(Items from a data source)
○ ○ ○

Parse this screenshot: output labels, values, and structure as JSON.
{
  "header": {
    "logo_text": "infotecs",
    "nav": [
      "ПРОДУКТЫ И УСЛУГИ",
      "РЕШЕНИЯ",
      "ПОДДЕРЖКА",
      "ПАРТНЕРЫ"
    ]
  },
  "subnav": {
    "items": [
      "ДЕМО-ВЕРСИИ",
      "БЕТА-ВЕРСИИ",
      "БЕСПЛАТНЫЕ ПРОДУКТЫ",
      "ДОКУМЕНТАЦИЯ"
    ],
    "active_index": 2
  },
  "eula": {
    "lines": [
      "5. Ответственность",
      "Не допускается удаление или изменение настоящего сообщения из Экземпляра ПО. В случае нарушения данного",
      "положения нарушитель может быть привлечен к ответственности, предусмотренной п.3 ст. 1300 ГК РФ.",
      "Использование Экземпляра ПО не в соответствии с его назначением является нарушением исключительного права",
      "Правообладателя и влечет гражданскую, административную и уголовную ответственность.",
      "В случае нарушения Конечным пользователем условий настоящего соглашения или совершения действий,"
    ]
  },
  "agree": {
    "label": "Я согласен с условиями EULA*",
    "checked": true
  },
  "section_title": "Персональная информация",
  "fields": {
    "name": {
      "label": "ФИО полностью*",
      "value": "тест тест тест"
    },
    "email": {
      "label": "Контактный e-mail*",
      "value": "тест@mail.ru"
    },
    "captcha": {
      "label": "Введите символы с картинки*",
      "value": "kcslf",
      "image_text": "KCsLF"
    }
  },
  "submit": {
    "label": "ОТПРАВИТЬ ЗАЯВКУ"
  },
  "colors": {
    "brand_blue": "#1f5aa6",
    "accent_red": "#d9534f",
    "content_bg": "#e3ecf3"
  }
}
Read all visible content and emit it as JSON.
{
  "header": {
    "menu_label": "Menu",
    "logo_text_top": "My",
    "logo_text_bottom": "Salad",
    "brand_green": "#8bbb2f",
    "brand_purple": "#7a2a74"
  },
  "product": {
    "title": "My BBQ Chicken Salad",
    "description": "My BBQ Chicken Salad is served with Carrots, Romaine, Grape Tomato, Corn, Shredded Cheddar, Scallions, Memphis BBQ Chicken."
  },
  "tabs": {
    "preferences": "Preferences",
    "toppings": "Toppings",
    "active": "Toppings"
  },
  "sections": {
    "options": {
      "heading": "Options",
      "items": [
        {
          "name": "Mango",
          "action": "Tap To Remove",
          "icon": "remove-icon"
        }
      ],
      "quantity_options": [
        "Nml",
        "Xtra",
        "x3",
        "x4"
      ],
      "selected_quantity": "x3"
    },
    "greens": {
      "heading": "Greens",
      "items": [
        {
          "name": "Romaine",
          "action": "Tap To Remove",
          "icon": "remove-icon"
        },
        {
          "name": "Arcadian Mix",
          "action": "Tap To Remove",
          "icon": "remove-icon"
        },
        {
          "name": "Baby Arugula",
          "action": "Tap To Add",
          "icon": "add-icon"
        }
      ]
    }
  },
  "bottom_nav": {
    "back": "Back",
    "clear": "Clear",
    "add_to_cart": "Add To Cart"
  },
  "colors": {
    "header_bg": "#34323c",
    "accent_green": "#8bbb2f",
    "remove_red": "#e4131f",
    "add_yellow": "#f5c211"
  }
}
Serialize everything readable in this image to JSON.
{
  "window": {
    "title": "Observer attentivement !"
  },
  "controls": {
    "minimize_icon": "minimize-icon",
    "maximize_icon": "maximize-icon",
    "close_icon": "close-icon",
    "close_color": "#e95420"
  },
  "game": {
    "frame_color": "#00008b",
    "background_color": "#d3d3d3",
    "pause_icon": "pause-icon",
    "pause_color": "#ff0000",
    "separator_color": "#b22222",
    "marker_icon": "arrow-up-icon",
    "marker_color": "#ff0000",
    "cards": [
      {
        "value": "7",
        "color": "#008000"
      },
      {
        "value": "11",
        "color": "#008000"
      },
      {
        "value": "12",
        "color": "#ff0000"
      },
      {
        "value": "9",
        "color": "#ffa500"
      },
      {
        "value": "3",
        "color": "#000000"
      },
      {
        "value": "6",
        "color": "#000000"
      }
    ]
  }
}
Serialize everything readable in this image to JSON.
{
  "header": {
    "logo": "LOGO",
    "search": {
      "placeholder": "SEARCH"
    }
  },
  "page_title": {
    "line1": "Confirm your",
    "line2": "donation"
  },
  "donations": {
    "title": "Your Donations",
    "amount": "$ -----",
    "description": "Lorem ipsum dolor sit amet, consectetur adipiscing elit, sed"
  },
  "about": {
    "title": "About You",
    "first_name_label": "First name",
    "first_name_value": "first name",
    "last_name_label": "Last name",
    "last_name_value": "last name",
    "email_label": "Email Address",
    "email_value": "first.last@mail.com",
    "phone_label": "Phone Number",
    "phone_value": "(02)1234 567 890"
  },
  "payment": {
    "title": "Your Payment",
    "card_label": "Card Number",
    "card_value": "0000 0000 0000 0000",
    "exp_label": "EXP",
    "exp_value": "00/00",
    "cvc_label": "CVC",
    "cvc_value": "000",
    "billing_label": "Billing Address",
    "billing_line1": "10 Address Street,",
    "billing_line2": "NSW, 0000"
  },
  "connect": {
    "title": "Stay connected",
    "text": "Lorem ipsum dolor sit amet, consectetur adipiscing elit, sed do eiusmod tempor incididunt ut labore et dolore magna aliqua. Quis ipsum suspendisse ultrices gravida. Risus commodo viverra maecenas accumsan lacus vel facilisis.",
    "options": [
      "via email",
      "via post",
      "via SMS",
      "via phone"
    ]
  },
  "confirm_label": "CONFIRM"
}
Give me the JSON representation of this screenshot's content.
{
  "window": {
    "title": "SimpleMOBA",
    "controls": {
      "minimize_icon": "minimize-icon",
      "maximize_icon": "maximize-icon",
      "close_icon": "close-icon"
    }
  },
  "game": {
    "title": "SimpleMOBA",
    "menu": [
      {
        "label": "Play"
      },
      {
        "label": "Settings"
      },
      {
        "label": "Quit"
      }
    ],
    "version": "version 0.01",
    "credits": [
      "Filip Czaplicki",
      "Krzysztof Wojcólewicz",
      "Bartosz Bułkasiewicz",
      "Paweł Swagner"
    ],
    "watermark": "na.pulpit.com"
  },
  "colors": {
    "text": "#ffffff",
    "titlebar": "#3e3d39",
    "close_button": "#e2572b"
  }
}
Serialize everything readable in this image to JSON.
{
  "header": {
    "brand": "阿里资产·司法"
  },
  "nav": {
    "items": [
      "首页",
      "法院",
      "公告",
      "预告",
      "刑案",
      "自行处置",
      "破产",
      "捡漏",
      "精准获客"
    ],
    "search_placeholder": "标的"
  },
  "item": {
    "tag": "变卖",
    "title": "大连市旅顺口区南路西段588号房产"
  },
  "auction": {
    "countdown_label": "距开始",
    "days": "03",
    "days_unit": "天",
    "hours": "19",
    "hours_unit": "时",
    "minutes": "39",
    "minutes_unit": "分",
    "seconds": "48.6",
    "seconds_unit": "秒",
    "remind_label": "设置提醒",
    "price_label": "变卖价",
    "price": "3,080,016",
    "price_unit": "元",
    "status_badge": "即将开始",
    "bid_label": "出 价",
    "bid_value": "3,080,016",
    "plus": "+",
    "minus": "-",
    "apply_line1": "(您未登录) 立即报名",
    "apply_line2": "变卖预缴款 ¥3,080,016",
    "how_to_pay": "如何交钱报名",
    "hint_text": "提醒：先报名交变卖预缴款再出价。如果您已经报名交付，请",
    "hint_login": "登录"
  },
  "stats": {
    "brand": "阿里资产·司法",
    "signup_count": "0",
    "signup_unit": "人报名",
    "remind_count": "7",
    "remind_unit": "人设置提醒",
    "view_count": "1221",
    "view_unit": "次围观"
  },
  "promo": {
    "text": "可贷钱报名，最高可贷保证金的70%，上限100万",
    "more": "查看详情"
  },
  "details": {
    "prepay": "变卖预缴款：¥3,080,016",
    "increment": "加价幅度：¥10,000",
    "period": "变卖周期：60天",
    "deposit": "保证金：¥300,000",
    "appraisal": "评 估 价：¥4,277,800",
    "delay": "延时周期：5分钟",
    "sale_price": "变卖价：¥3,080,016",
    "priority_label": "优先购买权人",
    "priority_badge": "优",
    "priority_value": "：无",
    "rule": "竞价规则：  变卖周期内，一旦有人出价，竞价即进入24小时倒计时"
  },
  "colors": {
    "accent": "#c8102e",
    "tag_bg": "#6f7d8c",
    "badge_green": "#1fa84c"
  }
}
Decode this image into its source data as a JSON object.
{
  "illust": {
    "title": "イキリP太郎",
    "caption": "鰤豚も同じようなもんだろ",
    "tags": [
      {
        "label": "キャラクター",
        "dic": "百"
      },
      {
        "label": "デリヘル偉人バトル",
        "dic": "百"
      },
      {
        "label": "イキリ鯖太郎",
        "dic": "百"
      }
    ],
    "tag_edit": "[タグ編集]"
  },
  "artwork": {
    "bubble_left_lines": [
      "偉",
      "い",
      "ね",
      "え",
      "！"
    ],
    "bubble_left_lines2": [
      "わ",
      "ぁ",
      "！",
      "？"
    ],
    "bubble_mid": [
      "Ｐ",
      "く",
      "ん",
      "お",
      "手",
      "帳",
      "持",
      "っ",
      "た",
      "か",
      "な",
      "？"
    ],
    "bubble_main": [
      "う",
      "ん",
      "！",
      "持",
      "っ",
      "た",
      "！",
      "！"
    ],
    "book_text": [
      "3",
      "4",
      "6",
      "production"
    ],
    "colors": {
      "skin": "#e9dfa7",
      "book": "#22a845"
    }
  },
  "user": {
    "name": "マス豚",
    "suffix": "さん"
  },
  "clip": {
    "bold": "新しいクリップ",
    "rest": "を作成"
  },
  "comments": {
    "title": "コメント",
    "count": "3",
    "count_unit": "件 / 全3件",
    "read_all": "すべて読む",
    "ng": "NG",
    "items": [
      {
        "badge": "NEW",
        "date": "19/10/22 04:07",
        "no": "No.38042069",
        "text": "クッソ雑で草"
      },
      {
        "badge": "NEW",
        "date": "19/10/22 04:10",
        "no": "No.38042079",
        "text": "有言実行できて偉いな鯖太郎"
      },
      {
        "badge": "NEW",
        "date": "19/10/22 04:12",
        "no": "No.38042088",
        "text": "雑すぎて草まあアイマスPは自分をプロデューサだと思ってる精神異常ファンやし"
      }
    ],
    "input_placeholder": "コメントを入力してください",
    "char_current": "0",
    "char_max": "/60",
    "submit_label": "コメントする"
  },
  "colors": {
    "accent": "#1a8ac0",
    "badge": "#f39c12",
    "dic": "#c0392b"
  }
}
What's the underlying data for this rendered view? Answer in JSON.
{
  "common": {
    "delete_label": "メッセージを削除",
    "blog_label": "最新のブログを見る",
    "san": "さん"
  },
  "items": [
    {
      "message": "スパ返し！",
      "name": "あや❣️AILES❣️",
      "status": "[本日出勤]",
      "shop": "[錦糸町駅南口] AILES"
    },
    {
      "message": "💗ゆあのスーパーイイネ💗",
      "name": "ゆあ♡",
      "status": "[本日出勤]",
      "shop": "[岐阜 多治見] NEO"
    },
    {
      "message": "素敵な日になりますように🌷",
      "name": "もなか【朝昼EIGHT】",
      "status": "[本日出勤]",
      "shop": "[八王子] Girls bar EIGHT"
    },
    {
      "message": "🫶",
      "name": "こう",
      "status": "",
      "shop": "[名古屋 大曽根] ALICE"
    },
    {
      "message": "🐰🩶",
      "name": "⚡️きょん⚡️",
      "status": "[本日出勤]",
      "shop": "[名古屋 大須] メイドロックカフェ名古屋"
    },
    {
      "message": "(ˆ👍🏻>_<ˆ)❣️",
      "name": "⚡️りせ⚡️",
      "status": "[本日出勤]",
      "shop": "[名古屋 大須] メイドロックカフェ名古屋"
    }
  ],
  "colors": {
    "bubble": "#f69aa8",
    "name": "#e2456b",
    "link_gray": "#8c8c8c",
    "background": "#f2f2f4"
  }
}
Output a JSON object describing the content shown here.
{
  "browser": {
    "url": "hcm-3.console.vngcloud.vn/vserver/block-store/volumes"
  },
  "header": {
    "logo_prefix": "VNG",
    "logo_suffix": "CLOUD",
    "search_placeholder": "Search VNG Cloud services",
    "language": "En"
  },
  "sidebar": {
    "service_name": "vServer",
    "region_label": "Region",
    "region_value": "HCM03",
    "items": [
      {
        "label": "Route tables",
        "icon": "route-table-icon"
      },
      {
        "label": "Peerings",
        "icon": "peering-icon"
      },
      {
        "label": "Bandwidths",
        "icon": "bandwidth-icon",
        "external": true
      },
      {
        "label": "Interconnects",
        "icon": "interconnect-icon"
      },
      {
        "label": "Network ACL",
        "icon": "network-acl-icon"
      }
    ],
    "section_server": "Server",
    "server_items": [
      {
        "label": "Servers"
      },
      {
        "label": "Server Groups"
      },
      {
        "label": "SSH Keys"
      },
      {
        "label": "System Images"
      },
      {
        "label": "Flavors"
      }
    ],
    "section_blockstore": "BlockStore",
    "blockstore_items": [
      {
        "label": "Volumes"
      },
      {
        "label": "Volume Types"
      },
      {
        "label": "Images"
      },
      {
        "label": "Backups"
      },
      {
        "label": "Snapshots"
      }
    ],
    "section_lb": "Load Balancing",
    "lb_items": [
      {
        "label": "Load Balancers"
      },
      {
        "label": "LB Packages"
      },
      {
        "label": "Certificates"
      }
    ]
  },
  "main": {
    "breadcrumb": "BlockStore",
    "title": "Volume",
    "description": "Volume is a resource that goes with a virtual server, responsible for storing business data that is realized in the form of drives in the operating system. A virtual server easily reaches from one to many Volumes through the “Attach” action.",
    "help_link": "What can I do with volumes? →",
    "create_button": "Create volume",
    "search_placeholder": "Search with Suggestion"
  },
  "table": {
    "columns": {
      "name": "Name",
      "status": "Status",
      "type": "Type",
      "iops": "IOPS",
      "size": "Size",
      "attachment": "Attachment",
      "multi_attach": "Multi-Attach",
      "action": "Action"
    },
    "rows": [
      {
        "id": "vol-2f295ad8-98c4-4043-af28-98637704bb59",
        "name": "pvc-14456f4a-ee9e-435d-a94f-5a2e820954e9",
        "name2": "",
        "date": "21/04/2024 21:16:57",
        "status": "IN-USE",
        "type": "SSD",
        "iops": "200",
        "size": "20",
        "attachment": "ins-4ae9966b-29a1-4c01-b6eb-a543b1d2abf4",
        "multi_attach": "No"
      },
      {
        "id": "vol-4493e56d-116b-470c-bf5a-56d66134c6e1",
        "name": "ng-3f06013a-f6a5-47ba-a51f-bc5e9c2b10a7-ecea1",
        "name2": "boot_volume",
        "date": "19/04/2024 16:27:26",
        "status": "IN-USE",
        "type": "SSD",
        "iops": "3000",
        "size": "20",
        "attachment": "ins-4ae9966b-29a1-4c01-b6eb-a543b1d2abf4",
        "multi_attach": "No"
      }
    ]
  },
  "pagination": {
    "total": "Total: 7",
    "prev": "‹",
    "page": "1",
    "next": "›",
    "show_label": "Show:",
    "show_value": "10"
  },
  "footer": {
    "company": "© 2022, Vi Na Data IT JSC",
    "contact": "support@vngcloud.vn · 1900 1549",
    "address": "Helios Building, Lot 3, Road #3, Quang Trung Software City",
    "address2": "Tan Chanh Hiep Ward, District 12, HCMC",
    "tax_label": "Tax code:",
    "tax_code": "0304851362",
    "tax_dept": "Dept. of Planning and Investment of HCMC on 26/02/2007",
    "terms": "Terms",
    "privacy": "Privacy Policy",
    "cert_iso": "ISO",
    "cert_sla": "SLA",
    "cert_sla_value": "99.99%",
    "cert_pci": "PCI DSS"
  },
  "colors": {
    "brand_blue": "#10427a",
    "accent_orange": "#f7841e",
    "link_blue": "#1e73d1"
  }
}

○ ○ ○

**What the exercise asks**
Locate the word "Chicken" in the records and collect each line it appears in.

**Written response**
    "title": "My BBQ Chicken Salad",
    "description": "My BBQ Chicken Salad is served with Carrots, Romaine, Grape Tomato, Corn, Shredded Cheddar, Scallions, Memphis BBQ Chicken."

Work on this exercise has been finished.